• _TASK STATEMENT_
Read the data and repeat it in full, exactly.
--- START ---
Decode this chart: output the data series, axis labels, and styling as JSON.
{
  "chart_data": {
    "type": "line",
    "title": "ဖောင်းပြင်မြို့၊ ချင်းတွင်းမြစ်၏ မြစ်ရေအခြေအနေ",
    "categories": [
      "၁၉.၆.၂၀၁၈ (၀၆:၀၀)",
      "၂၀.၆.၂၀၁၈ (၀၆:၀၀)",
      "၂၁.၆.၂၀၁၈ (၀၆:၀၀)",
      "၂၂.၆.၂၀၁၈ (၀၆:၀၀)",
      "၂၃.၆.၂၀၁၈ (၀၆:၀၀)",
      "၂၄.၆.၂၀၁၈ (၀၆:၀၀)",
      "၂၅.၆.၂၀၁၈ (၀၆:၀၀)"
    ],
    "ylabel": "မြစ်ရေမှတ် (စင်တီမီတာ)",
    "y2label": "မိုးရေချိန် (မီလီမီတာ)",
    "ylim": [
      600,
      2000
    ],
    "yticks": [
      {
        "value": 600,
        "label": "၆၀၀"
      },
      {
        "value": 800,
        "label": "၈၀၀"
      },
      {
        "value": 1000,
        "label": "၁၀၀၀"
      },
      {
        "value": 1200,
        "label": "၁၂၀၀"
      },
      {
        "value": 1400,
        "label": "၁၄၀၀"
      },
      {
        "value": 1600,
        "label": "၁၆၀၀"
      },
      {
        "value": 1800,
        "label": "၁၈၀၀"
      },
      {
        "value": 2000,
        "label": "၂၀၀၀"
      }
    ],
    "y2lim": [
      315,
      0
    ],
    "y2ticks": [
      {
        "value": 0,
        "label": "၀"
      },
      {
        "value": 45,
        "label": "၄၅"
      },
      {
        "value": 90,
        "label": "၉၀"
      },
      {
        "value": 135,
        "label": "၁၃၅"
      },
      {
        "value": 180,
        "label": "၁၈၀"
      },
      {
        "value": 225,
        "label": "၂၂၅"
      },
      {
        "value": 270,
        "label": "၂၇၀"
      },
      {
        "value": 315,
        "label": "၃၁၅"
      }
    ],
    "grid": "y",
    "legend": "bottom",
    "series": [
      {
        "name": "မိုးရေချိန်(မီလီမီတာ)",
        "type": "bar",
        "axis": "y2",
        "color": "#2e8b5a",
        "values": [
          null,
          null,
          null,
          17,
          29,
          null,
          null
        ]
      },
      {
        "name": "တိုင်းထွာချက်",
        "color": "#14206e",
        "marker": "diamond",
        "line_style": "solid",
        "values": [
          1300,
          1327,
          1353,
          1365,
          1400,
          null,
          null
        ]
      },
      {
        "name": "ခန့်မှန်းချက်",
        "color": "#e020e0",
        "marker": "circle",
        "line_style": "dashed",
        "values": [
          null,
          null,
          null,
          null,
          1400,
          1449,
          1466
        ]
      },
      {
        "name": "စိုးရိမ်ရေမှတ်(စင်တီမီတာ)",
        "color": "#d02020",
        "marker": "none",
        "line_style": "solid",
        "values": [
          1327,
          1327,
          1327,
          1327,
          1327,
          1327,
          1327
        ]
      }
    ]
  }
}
--- END ---
• _RESULT OF THE TASK_
Decode this chart: output the data series, axis labels, and styling as JSON.
{
  "chart_data": {
    "type": "line",
    "title": "ဖောင်းပြင်မြို့၊ ချင်းတွင်းမြစ်၏ မြစ်ရေအခြေအနေ",
    "categories": [
      "၁၉.၆.၂၀၁၈ (၀၆:၀၀)",
      "၂၀.၆.၂၀၁၈ (၀၆:၀၀)",
      "၂၁.၆.၂၀၁၈ (၀၆:၀၀)",
      "၂၂.၆.၂၀၁၈ (၀၆:၀၀)",
      "၂၃.၆.၂၀၁၈ (၀၆:၀၀)",
      "၂၄.၆.၂၀၁၈ (၀၆:၀၀)",
      "၂၅.၆.၂၀၁၈ (၀၆:၀၀)"
    ],
    "ylabel": "မြစ်ရေမှတ် (စင်တီမီတာ)",
    "y2label": "မိုးရေချိန် (မီလီမီတာ)",
    "ylim": [
      600,
      2000
    ],
    "yticks": [
      {
        "value": 600,
        "label": "၆၀၀"
      },
      {
        "value": 800,
        "label": "၈၀၀"
      },
      {
        "value": 1000,
        "label": "၁၀၀၀"
      },
      {
        "value": 1200,
        "label": "၁၂၀၀"
      },
      {
        "value": 1400,
        "label": "၁၄၀၀"
      },
      {
        "value": 1600,
        "label": "၁၆၀၀"
      },
      {
        "value": 1800,
        "label": "၁၈၀၀"
      },
      {
        "value": 2000,
        "label": "၂၀၀၀"
      }
    ],
    "y2lim": [
      315,
      0
    ],
    "y2ticks": [
      {
        "value": 0,
        "label": "၀"
      },
      {
        "value": 45,
        "label": "၄၅"
      },
      {
        "value": 90,
        "label": "၉၀"
      },
      {
        "value": 135,
        "label": "၁၃၅"
      },
      {
        "value": 180,
        "label": "၁၈၀"
      },
      {
        "value": 225,
        "label": "၂၂၅"
      },
      {
        "value": 270,
        "label": "၂၇၀"
      },
      {
        "value": 315,
        "label": "၃၁၅"
      }
    ],
    "grid": "y",
    "legend": "bottom",
    "series": [
      {
        "name": "မိုးရေချိန်(မီလီမီတာ)",
        "type": "bar",
        "axis": "y2",
        "color": "#2e8b5a",
        "values": [
          null,
          null,
          null,
          17,
          29,
          null,
          null
        ]
      },
      {
        "name": "တိုင်းထွာချက်",
        "color": "#14206e",
        "marker": "diamond",
        "line_style": "solid",
        "values": [
          1300,
          1327,
          1353,
          1365,
          1400,
          null,
          null
        ]
      },
      {
        "name": "ခန့်မှန်းချက်",
        "color": "#e020e0",
        "marker": "circle",
        "line_style": "dashed",
        "values": [
          null,
          null,
          null,
          null,
          1400,
          1449,
          1466
        ]
      },
      {
        "name": "စိုးရိမ်ရေမှတ်(စင်တီမီတာ)",
        "color": "#d02020",
        "marker": "none",
        "line_style": "solid",
        "values": [
          1327,
          1327,
          1327,
          1327,
          1327,
          1327,
          1327
        ]
      }
    ]
  }
}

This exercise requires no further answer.